> [WORK TO COMPLETE] Format the records from their first line through the line containing "81, 329, 275]" as a numbered list, leaving out any blank lines.

>>>

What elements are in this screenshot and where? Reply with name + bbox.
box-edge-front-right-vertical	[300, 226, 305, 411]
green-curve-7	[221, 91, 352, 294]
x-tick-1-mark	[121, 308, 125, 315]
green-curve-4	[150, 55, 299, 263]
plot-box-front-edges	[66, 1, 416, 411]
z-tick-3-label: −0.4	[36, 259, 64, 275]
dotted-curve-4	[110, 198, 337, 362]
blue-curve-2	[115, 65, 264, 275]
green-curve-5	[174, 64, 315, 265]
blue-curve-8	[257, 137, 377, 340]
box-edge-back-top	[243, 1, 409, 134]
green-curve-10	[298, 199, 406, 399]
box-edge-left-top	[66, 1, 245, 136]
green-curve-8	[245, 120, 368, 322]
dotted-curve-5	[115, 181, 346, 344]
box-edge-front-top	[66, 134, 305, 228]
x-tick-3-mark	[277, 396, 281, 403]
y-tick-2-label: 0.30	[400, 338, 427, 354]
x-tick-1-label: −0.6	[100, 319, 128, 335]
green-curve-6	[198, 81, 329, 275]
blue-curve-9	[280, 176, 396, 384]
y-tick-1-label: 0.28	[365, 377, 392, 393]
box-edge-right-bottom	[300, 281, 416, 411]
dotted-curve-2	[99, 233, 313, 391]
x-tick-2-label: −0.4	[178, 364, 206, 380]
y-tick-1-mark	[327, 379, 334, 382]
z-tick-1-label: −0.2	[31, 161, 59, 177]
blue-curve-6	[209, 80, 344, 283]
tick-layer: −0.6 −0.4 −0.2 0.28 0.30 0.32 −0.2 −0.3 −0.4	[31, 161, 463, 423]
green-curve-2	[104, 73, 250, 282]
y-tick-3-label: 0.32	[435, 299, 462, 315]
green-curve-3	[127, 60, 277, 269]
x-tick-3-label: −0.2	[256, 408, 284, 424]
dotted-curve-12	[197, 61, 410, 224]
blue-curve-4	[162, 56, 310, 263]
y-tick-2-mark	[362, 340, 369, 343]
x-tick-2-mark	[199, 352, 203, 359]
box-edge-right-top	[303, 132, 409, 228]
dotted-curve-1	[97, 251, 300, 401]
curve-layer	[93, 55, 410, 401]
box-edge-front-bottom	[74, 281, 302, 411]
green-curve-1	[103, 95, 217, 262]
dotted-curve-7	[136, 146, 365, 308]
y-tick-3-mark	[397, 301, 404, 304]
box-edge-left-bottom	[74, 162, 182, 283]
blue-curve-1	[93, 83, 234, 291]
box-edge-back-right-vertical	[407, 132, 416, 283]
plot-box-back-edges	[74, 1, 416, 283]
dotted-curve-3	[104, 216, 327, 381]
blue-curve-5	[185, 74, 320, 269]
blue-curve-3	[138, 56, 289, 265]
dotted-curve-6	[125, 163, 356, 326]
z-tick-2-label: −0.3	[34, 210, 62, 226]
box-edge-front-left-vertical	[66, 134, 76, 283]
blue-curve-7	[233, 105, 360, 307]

<<<

> [ANSWER FOR THIS EXERCISE]
1. What elements are in this screenshot and where? Reply with name + bbox.
2. box-edge-front-right-vertical	[300, 226, 305, 411]
3. green-curve-7	[221, 91, 352, 294]
4. x-tick-1-mark	[121, 308, 125, 315]
5. green-curve-4	[150, 55, 299, 263]
6. plot-box-front-edges	[66, 1, 416, 411]
7. z-tick-3-label: −0.4	[36, 259, 64, 275]
8. dotted-curve-4	[110, 198, 337, 362]
9. blue-curve-2	[115, 65, 264, 275]
10. green-curve-5	[174, 64, 315, 265]
11. blue-curve-8	[257, 137, 377, 340]
12. box-edge-back-top	[243, 1, 409, 134]
13. green-curve-10	[298, 199, 406, 399]
14. box-edge-left-top	[66, 1, 245, 136]
15. green-curve-8	[245, 120, 368, 322]
16. dotted-curve-5	[115, 181, 346, 344]
17. box-edge-front-top	[66, 134, 305, 228]
18. x-tick-3-mark	[277, 396, 281, 403]
19. y-tick-2-label: 0.30	[400, 338, 427, 354]
20. x-tick-1-label: −0.6	[100, 319, 128, 335]
21. green-curve-6	[198, 81, 329, 275]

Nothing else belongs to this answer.